Work instructions ▸ Select and copy out every line in the records containing "JSON".

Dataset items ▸

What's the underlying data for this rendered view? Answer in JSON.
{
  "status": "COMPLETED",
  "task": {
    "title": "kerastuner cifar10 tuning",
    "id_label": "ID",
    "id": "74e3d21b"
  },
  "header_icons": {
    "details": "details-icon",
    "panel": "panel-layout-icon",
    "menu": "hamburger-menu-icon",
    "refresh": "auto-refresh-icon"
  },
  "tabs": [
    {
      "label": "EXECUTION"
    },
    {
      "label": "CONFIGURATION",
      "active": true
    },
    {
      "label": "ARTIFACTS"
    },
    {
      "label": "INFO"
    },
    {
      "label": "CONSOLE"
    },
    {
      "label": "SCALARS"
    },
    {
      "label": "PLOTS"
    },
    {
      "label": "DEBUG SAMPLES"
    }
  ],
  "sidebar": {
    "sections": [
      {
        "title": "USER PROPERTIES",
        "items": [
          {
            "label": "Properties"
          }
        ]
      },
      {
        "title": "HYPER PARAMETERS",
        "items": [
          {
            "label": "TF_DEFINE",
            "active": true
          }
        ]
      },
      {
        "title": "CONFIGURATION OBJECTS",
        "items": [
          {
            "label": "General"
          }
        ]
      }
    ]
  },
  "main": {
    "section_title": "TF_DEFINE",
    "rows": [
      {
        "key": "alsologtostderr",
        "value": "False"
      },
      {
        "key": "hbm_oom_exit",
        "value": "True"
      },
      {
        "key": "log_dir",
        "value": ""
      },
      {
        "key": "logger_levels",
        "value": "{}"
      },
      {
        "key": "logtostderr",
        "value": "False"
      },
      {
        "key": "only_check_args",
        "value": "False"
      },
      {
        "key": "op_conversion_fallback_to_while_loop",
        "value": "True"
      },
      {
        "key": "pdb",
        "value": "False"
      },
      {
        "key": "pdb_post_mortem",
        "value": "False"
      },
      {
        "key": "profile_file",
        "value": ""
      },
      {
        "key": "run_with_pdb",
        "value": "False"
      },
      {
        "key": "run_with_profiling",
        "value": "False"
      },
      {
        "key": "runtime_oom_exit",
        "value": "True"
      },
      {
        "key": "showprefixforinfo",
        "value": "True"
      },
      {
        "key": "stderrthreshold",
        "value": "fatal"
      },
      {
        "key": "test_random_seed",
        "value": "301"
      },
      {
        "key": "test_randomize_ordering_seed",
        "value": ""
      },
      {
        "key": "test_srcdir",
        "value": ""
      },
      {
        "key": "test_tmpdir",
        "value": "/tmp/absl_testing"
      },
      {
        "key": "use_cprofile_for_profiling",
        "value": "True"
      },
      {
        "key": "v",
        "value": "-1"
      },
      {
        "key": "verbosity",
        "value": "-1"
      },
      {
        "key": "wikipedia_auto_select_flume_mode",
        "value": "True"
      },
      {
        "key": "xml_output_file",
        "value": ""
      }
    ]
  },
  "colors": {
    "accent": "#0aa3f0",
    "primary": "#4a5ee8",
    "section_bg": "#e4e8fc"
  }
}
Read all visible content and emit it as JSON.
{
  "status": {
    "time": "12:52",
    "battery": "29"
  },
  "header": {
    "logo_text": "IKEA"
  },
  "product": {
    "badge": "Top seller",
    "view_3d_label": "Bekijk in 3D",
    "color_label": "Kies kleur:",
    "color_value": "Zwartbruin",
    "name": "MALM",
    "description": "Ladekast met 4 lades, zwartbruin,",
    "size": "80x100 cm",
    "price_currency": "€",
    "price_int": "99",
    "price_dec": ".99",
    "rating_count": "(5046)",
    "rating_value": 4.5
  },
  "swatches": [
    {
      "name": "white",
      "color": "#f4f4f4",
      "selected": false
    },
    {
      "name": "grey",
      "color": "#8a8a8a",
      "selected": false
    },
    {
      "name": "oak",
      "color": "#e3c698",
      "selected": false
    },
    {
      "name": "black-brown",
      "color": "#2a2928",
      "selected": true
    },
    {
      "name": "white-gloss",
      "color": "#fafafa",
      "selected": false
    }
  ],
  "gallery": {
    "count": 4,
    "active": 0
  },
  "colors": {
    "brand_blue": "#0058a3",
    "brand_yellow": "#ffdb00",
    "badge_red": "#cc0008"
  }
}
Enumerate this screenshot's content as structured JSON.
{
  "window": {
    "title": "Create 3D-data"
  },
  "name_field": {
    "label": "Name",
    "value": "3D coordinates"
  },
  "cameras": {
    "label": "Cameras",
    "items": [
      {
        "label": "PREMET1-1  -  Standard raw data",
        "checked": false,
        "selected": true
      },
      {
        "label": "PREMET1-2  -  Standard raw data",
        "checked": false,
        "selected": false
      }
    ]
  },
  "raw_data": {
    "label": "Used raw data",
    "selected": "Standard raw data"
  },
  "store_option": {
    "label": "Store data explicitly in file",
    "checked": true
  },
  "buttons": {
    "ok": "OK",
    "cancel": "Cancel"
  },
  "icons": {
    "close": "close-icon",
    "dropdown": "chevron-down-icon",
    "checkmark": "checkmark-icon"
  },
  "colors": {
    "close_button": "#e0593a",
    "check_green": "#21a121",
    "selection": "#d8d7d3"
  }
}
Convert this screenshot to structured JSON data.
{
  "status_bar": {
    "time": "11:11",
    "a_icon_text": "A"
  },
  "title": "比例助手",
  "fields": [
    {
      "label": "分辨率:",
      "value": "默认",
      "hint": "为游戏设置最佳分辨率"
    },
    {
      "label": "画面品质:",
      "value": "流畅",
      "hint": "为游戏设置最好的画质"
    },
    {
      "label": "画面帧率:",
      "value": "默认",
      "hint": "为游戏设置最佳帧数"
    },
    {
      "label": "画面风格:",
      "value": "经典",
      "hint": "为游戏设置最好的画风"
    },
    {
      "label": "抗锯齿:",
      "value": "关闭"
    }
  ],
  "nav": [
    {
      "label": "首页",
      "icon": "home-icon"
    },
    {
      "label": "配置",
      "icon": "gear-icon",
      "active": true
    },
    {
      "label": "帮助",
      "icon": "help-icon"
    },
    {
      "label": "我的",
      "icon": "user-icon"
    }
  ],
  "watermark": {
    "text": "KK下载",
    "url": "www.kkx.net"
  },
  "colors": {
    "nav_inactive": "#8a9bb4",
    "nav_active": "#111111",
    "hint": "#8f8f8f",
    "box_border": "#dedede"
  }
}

The output ▸
What's the underlying data for this rendered view? Answer in JSON.
Read all visible content and emit it as JSON.
Enumerate this screenshot's content as structured JSON.
Convert this screenshot to structured JSON data.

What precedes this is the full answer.